__INSTRUCTION__
Quote, word for word, every line starting at the line that contains "What data populates" and ending with the last line of the records; include both of these lines and no others.

__SUPPLIED DATA__

○ ○ ○

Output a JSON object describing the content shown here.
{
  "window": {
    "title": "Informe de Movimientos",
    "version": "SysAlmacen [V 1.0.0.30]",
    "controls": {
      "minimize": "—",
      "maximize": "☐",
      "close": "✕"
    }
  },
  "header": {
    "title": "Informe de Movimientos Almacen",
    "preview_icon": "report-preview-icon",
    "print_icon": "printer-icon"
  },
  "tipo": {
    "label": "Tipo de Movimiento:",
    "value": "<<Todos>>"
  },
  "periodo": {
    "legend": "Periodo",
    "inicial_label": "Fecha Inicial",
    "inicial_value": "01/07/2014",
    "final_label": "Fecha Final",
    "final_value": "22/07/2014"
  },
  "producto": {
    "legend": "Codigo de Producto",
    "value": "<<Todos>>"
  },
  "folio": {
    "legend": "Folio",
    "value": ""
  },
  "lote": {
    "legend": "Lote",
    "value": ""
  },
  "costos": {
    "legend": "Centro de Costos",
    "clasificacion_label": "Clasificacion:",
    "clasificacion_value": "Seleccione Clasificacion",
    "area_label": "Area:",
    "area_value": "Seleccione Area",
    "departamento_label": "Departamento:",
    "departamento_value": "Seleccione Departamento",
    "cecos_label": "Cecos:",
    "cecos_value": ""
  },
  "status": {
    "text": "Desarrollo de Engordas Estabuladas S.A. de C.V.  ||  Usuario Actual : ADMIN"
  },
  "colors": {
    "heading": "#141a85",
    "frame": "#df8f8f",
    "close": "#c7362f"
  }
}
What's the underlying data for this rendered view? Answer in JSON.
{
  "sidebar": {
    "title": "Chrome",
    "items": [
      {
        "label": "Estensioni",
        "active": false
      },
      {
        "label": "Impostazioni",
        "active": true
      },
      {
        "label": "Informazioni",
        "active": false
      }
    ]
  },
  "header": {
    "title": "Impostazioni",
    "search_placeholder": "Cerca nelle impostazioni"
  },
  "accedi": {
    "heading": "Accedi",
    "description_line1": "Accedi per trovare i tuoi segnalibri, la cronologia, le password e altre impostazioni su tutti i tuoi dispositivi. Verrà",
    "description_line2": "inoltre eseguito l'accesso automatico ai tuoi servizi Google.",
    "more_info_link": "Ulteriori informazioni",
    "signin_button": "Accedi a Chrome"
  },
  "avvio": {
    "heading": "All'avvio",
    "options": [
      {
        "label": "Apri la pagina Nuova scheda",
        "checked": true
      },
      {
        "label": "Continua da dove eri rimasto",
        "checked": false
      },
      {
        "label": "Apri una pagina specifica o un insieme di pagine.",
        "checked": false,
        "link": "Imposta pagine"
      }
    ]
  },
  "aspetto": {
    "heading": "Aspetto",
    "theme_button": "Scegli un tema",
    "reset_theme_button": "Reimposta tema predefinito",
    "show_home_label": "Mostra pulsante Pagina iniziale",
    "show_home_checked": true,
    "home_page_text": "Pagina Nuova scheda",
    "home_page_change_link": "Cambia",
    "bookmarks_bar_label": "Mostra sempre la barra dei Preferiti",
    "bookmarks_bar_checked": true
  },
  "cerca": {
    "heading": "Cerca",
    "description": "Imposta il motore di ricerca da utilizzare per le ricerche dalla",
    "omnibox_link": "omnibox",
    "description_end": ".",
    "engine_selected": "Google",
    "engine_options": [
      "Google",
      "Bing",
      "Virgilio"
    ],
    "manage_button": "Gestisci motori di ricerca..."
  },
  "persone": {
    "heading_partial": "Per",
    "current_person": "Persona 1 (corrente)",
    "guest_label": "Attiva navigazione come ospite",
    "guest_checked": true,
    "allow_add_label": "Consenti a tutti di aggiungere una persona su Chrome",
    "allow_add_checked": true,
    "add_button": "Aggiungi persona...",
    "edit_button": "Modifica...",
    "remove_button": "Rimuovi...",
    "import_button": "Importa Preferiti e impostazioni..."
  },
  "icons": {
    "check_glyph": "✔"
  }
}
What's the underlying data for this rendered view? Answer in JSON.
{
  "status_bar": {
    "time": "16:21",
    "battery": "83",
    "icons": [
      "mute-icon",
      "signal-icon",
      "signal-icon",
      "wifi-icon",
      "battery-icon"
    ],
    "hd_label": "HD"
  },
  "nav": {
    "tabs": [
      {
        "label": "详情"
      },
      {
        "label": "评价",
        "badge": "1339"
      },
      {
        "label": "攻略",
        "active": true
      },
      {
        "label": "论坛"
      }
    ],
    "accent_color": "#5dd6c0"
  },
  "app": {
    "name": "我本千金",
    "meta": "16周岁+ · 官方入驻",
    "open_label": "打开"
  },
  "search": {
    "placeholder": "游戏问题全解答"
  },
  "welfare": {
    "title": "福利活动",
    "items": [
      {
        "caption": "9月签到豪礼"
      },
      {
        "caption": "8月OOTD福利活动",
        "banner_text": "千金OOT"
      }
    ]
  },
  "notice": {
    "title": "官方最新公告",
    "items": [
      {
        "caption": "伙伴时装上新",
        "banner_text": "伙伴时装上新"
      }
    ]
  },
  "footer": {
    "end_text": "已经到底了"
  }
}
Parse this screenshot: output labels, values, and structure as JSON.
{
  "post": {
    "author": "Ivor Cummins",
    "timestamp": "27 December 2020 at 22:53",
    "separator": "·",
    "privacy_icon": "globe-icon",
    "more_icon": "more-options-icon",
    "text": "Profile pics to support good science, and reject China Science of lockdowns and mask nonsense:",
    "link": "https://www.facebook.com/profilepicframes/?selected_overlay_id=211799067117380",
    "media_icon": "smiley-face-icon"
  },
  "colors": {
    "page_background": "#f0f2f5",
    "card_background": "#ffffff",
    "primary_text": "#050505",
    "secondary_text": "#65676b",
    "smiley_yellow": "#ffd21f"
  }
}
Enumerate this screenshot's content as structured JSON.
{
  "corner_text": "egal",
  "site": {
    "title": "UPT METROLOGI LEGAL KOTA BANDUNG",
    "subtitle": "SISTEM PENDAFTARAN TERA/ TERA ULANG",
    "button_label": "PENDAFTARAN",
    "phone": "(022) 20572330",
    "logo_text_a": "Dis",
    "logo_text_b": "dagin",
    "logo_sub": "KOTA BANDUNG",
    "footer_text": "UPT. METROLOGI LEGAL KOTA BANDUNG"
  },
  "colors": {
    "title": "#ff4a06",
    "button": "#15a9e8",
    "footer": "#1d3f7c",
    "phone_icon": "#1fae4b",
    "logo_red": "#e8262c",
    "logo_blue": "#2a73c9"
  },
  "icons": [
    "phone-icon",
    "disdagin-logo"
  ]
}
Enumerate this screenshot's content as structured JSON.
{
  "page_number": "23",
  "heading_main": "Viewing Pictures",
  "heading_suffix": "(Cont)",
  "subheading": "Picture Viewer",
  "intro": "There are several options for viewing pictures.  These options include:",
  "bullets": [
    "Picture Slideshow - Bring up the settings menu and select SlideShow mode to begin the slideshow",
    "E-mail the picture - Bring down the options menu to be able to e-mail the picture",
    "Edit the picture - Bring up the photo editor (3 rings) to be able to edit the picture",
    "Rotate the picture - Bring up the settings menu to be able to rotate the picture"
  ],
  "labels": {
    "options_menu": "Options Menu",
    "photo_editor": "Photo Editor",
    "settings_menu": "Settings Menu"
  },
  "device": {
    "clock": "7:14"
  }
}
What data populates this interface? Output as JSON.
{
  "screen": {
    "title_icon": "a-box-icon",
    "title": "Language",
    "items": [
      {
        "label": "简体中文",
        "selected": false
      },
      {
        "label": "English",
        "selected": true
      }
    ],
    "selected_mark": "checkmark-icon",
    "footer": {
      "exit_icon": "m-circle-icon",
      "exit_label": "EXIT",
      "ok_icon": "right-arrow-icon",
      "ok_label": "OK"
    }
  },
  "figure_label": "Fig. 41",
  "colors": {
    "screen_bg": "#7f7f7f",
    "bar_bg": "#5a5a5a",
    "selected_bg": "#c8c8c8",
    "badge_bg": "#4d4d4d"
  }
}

○ ○ ○

__THE REPLY__
What data populates this interface? Output as JSON.
{
  "screen": {
    "title_icon": "a-box-icon",
    "title": "Language",
    "items": [
      {
        "label": "简体中文",
        "selected": false
      },
      {
        "label": "English",
        "selected": true
      }
    ],
    "selected_mark": "checkmark-icon",
    "footer": {
      "exit_icon": "m-circle-icon",
      "exit_label": "EXIT",
      "ok_icon": "right-arrow-icon",
      "ok_label": "OK"
    }
  },
  "figure_label": "Fig. 41",
  "colors": {
    "screen_bg": "#7f7f7f",
    "bar_bg": "#5a5a5a",
    "selected_bg": "#c8c8c8",
    "badge_bg": "#4d4d4d"
  }
}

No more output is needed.